- **Extracted material**:

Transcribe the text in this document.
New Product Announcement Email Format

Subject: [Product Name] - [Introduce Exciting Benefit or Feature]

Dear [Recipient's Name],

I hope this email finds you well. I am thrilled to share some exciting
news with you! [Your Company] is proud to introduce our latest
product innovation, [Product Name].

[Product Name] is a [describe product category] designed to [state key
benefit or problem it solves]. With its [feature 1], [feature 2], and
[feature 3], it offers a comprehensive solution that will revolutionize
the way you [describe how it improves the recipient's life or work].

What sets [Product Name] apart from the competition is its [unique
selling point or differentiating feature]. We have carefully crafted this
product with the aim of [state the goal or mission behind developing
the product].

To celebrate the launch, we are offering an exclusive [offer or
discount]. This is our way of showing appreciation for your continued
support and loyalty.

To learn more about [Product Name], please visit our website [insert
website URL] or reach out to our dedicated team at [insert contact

- **The task**:
Copy out the whole listing exactly; please set it all down.

- **Exercise response**:
Transcribe the text in this document.
New Product Announcement Email Format

Subject: [Product Name] - [Introduce Exciting Benefit or Feature]

Dear [Recipient's Name],

I hope this email finds you well. I am thrilled to share some exciting
news with you! [Your Company] is proud to introduce our latest
product innovation, [Product Name].

[Product Name] is a [describe product category] designed to [state key
benefit or problem it solves]. With its [feature 1], [feature 2], and
[feature 3], it offers a comprehensive solution that will revolutionize
the way you [describe how it improves the recipient's life or work].

What sets [Product Name] apart from the competition is its [unique
selling point or differentiating feature]. We have carefully crafted this
product with the aim of [state the goal or mission behind developing
the product].

To celebrate the launch, we are offering an exclusive [offer or
discount]. This is our way of showing appreciation for your continued
support and loyalty.

To learn more about [Product Name], please visit our website [insert
website URL] or reach out to our dedicated team at [insert contact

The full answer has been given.